● **Written instruction**: Extract the full set of records that follows, word for word.

• • • • •

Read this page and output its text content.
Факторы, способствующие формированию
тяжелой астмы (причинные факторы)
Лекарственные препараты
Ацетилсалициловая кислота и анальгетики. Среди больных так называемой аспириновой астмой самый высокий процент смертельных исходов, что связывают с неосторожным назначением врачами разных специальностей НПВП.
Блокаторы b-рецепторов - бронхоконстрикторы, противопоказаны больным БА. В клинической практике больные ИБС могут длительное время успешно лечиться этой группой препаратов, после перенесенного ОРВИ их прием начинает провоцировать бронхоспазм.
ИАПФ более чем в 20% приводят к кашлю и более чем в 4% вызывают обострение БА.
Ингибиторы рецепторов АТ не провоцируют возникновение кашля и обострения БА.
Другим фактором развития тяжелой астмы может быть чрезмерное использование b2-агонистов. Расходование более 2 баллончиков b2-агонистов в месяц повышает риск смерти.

• • • • •

● **Finished answer**:
Read this page and output its text content.
Факторы, способствующие формированию
тяжелой астмы (причинные факторы)
Лекарственные препараты
Ацетилсалициловая кислота и анальгетики. Среди больных так называемой аспириновой астмой самый высокий процент смертельных исходов, что связывают с неосторожным назначением врачами разных специальностей НПВП.
Блокаторы b-рецепторов - бронхоконстрикторы, противопоказаны больным БА. В клинической практике больные ИБС могут длительное время успешно лечиться этой группой препаратов, после перенесенного ОРВИ их прием начинает провоцировать бронхоспазм.
ИАПФ более чем в 20% приводят к кашлю и более чем в 4% вызывают обострение БА.
Ингибиторы рецепторов АТ не провоцируют возникновение кашля и обострения БА.
Другим фактором развития тяжелой астмы может быть чрезмерное использование b2-агонистов. Расходование более 2 баллончиков b2-агонистов в месяц повышает риск смерти.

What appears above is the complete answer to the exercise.